* _WRITTEN PROBLEM_
Reproduce the data that follows in its entirety, character for character.

Collected data:
# # #

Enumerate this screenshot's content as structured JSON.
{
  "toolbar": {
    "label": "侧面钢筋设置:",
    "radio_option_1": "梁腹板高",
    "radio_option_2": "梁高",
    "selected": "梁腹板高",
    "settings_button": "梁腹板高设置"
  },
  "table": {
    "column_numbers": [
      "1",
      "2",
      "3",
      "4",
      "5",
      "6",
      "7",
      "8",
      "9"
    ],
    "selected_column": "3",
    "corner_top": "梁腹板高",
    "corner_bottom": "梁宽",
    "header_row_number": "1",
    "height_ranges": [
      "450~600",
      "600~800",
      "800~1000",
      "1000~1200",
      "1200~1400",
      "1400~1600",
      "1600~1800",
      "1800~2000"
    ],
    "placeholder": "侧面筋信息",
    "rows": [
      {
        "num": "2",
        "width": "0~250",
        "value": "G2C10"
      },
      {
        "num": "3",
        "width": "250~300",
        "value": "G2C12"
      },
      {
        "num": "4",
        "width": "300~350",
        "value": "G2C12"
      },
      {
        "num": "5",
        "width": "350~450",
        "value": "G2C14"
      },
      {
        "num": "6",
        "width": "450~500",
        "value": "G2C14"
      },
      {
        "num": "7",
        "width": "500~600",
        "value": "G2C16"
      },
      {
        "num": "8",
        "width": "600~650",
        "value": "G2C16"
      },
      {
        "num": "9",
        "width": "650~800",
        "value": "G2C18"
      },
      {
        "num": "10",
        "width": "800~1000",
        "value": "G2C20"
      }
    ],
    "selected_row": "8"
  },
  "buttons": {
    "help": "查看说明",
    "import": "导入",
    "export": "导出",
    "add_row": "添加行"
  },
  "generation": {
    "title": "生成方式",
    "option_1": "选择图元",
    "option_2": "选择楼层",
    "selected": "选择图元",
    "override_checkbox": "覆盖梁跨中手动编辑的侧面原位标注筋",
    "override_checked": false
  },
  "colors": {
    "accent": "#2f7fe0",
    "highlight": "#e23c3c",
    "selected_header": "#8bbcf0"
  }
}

# # #

* _FINISHED TASK_
Enumerate this screenshot's content as structured JSON.
{
  "toolbar": {
    "label": "侧面钢筋设置:",
    "radio_option_1": "梁腹板高",
    "radio_option_2": "梁高",
    "selected": "梁腹板高",
    "settings_button": "梁腹板高设置"
  },
  "table": {
    "column_numbers": [
      "1",
      "2",
      "3",
      "4",
      "5",
      "6",
      "7",
      "8",
      "9"
    ],
    "selected_column": "3",
    "corner_top": "梁腹板高",
    "corner_bottom": "梁宽",
    "header_row_number": "1",
    "height_ranges": [
      "450~600",
      "600~800",
      "800~1000",
      "1000~1200",
      "1200~1400",
      "1400~1600",
      "1600~1800",
      "1800~2000"
    ],
    "placeholder": "侧面筋信息",
    "rows": [
      {
        "num": "2",
        "width": "0~250",
        "value": "G2C10"
      },
      {
        "num": "3",
        "width": "250~300",
        "value": "G2C12"
      },
      {
        "num": "4",
        "width": "300~350",
        "value": "G2C12"
      },
      {
        "num": "5",
        "width": "350~450",
        "value": "G2C14"
      },
      {
        "num": "6",
        "width": "450~500",
        "value": "G2C14"
      },
      {
        "num": "7",
        "width": "500~600",
        "value": "G2C16"
      },
      {
        "num": "8",
        "width": "600~650",
        "value": "G2C16"
      },
      {
        "num": "9",
        "width": "650~800",
        "value": "G2C18"
      },
      {
        "num": "10",
        "width": "800~1000",
        "value": "G2C20"
      }
    ],
    "selected_row": "8"
  },
  "buttons": {
    "help": "查看说明",
    "import": "导入",
    "export": "导出",
    "add_row": "添加行"
  },
  "generation": {
    "title": "生成方式",
    "option_1": "选择图元",
    "option_2": "选择楼层",
    "selected": "选择图元",
    "override_checkbox": "覆盖梁跨中手动编辑的侧面原位标注筋",
    "override_checked": false
  },
  "colors": {
    "accent": "#2f7fe0",
    "highlight": "#e23c3c",
    "selected_header": "#8bbcf0"
  }
}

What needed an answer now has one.